**Required work:**
Using the material below, copy every line where "logo" appears.

**Listed entries:**
■ ■ ■ ■
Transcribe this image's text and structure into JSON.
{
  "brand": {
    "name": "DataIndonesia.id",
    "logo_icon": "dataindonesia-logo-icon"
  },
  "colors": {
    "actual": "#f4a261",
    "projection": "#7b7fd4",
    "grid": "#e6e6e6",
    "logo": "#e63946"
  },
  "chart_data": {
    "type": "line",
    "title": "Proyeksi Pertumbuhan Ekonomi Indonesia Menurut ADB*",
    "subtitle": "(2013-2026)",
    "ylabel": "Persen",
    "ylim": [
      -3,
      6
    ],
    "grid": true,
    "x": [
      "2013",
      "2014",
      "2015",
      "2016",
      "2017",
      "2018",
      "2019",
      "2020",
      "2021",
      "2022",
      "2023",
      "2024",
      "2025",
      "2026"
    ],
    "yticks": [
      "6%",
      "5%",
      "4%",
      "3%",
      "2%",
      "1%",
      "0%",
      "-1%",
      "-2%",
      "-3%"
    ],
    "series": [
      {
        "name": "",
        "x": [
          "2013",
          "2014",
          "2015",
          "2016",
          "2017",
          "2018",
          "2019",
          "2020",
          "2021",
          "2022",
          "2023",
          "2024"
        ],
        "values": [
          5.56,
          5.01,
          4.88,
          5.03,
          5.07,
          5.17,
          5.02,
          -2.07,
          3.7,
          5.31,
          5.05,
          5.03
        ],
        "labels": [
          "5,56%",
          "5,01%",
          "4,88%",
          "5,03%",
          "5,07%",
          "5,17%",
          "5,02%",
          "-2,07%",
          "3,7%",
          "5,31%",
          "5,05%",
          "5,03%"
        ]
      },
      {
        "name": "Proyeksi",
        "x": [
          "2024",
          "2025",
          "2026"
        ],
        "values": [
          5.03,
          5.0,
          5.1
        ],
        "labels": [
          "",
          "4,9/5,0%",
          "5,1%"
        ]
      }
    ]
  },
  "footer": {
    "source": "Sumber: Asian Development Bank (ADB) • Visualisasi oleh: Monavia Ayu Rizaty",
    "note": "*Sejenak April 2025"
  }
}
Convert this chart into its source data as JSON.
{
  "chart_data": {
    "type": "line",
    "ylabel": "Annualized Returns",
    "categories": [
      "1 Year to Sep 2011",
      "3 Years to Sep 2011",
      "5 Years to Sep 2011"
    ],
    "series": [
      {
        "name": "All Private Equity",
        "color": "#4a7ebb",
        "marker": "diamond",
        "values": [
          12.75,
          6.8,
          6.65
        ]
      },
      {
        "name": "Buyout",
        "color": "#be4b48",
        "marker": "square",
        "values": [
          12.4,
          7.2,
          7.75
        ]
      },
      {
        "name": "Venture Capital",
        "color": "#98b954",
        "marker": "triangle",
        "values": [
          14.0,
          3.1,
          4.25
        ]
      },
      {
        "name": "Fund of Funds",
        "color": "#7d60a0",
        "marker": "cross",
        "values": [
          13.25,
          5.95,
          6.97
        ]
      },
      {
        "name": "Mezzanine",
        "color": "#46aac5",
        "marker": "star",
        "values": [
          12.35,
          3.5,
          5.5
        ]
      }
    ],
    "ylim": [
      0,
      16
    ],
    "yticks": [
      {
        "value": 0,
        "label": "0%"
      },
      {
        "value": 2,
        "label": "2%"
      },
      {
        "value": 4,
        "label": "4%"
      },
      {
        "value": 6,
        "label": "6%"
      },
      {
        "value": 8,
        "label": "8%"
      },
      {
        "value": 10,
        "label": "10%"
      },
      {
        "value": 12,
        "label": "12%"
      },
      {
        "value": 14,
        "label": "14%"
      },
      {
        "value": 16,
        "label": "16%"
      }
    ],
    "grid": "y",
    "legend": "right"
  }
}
■ ■ ■ ■
**The answer:**
    "logo_icon": "dataindonesia-logo-icon"
    "logo": "#e63946"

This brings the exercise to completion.